» **Your instructions**:
Answer with one number: how many lines have "quam".

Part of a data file
━━━━━━
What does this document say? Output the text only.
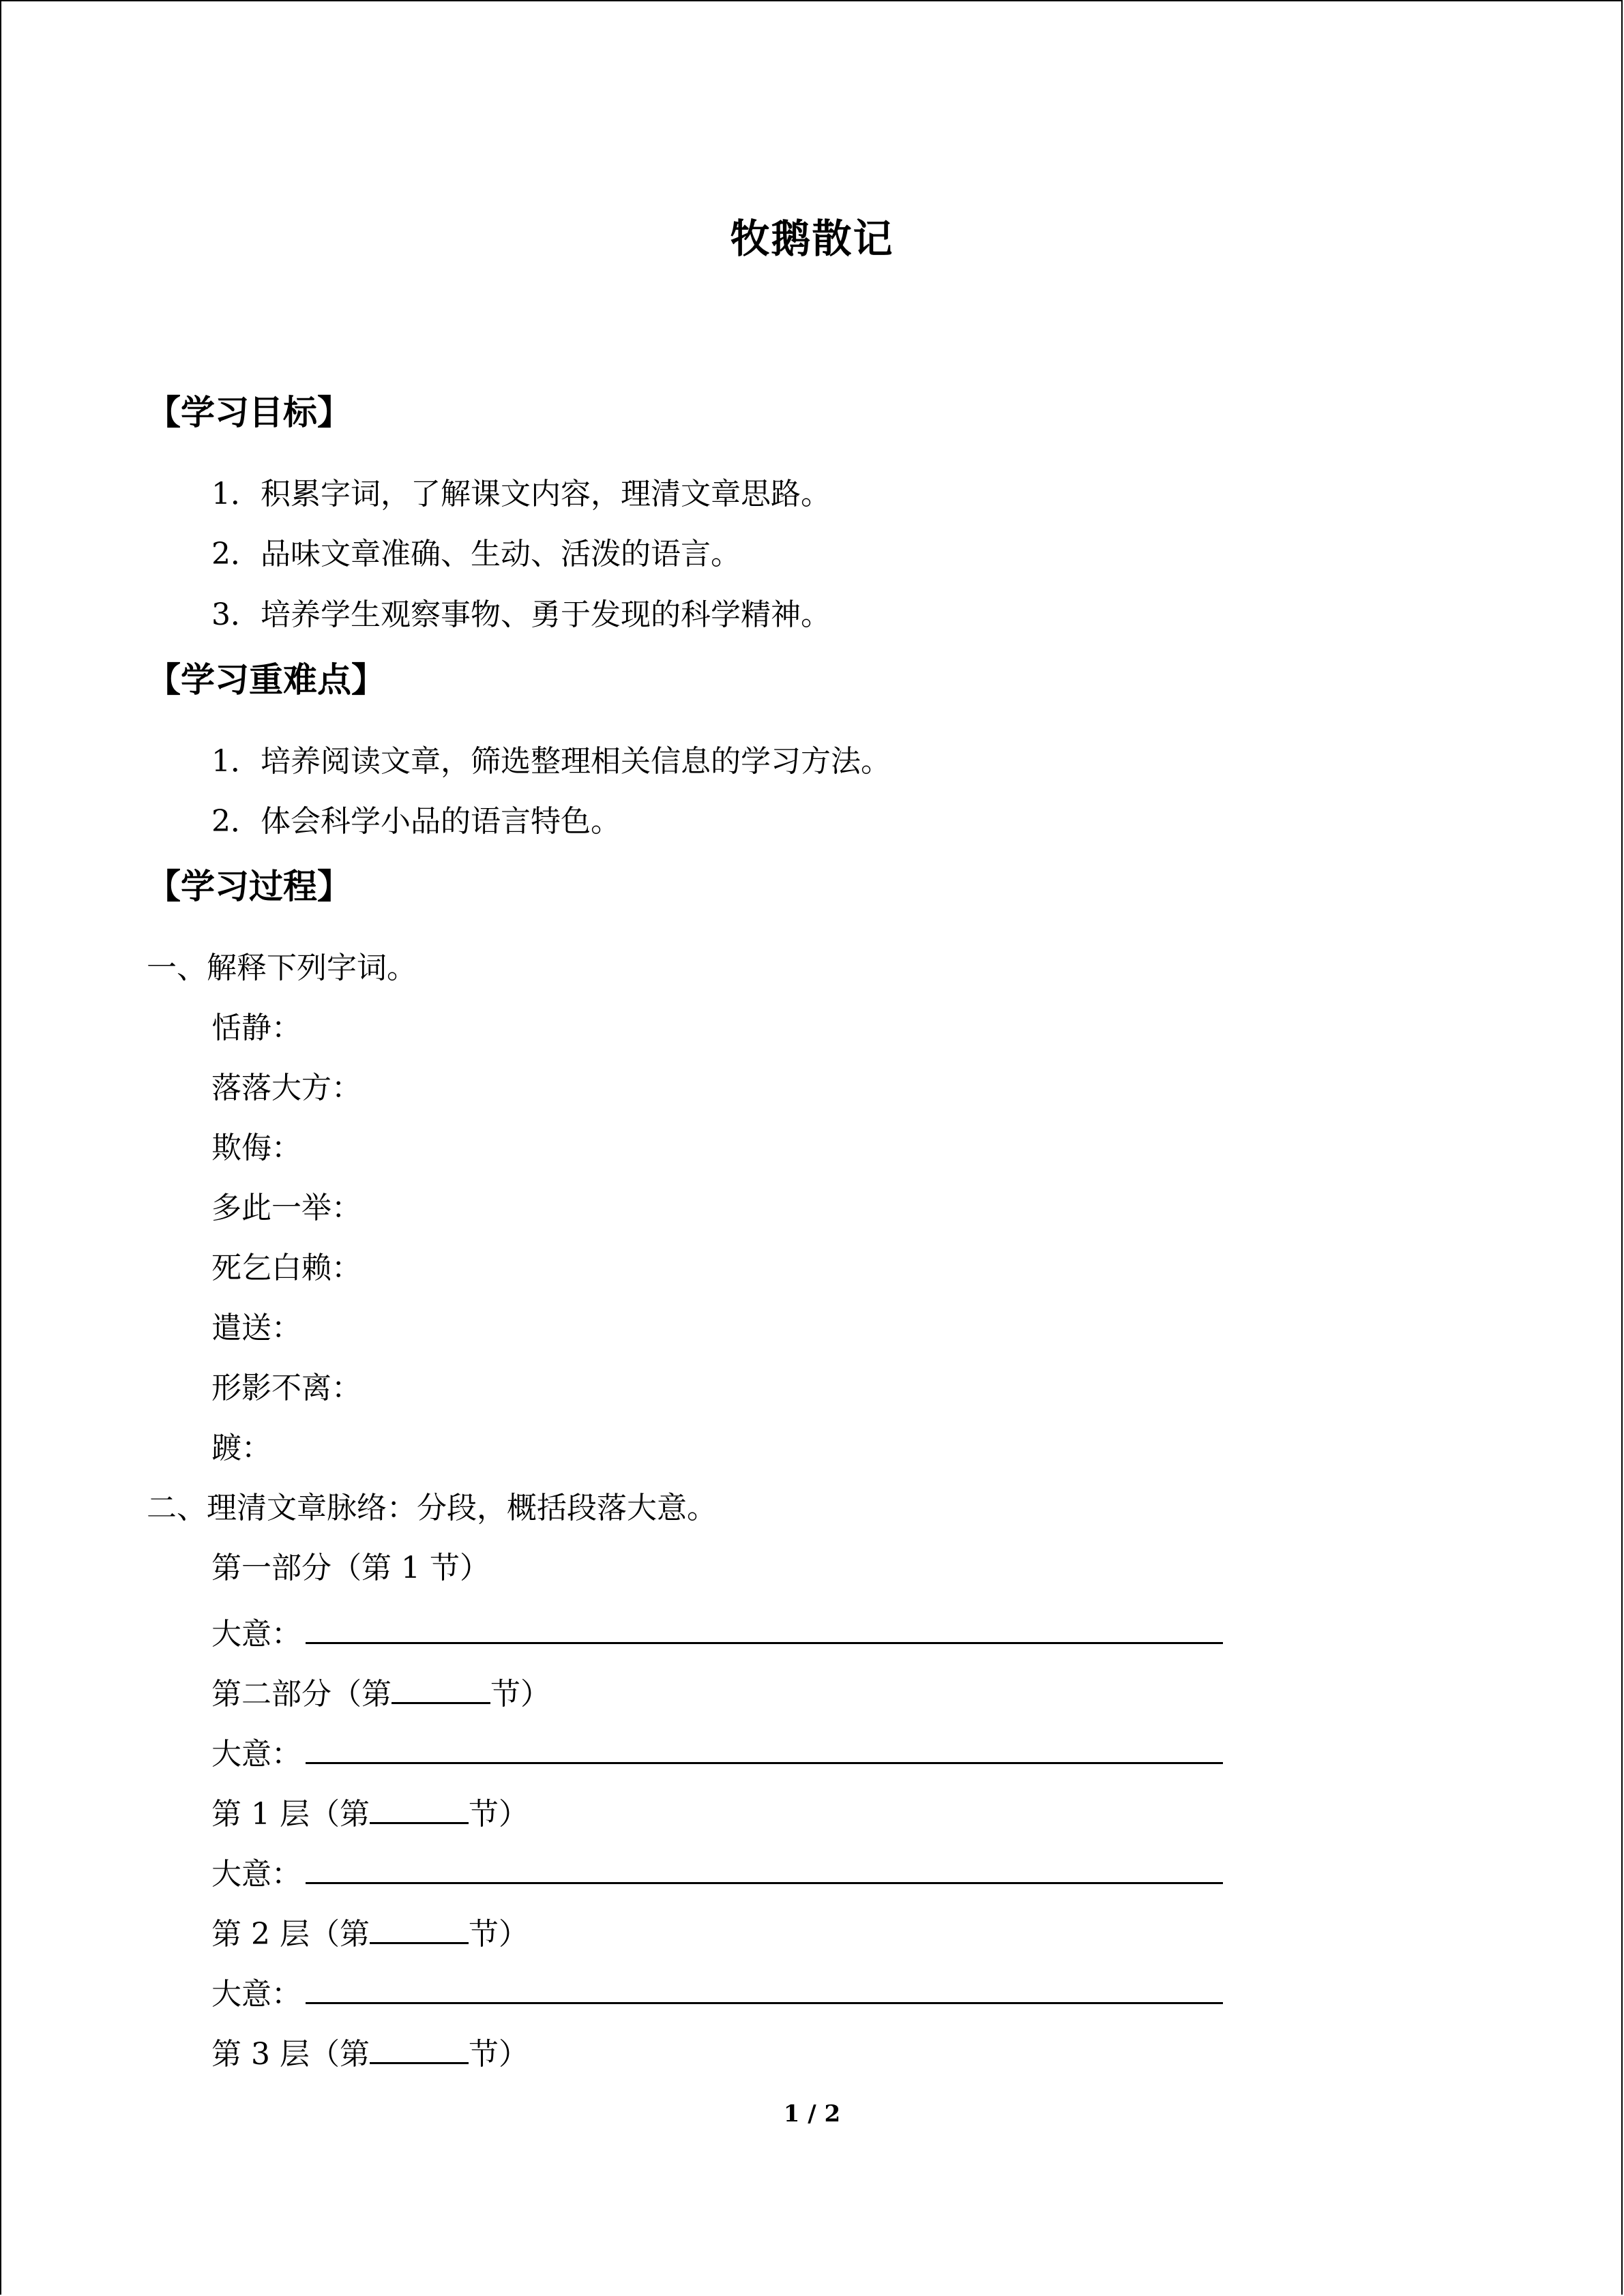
牧鹅散记
【学习目标】
1．积累字词，了解课文内容，理清文章思路。
2．品味文章准确、生动、活泼的语言。
3．培养学生观察事物、勇于发现的科学精神。
【学习重难点】
1．培养阅读文章，筛选整理相关信息的学习方法。
2．体会科学小品的语言特色。
【学习过程】
一、解释下列字词。
恬静：
落落大方：
欺侮：
多此一举：
死乞白赖：
遣送：
形影不离：
踱：
二、理清文章脉络：分段，概括段落大意。
第一部分（第 1 节）
大意：
第二部分（第	节）
大意：
第 1 层（第	节）
大意：
第 2 层（第	节）
大意：
第 3 层（第	节）
1 / 2
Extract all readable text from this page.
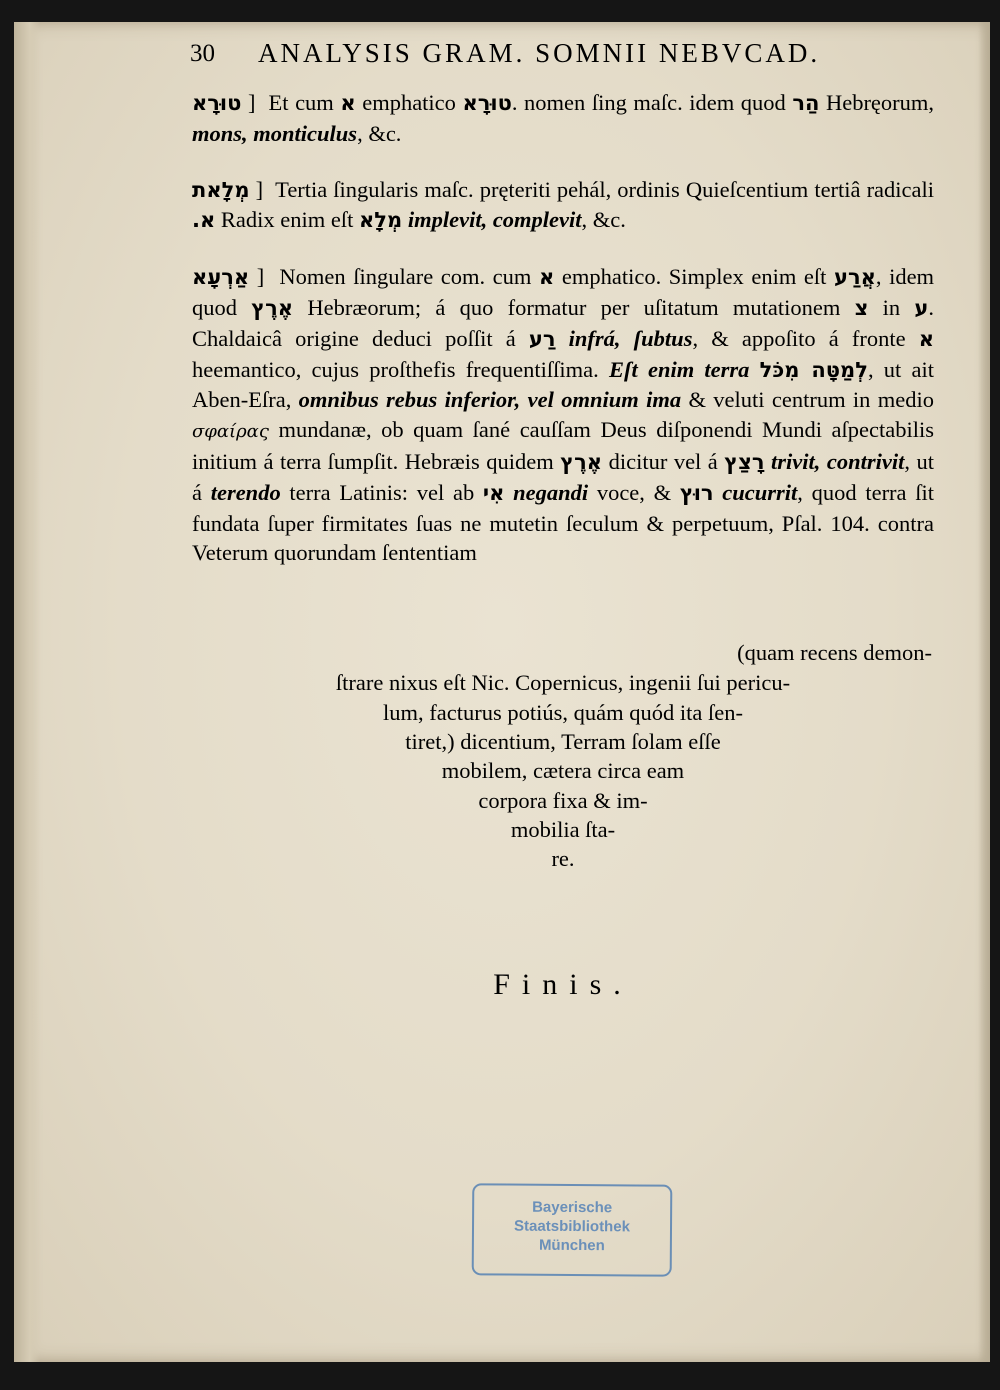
30 ANALYSIS GRAM. SOMNII NEBVCAD.

טוּרָא ] Et cum א emphatico טוּרָא. nomen ſing maſc. idem quod הַר Hebręorum, mons, monticulus, &c.

מְלָאת ] Tertia ſingularis maſc. pręteriti pehál, ordinis Quieſcentium tertiâ radicali א. Radix enim eſt מְלָא implevit, complevit, &c.

אַרְעָא ] Nomen ſingulare com. cum א emphatico. Simplex enim eſt אֲרַע, idem quod אֶרֶץ Hebræorum; á quo formatur per uſitatum mutationem צ in ע. Chaldaicâ origine deduci poſſit á רַע infrá, ſubtus, & appoſito á fronte א heemantico, cujus proſthefis frequentiſſima. Eſt enim terra לְמַטָּה מִכֹּל, ut ait Aben-Eſra, omnibus rebus inferior, vel omnium ima & veluti centrum in medio σφαίρας mundanæ, ob quam ſané cauſſam Deus diſponendi Mundi aſpectabilis initium á terra ſumpſit. Hebræis quidem אֶרֶץ dicitur vel á רָצַץ trivit, contrivit, ut á terendo terra Latinis: vel ab אִי negandi voce, & רוּץ cucurrit, quod terra ſit fundata ſuper firmitates ſuas ne mutetin ſeculum & perpetuum, Pſal. 104. contra Veterum quorundam ſententiam

(quam recens demon-
ſtrare nixus eſt Nic. Copernicus, ingenii ſui pericu-
lum, facturus potiús, quám quód ita ſen-
tiret,) dicentium, Terram ſolam eſſe
mobilem, cætera circa eam
corpora fixa & im-
mobilia ſta-
re.
Finis.
Bayerische
Staatsbibliothek
München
━━━━━━
» **Complete response**:
2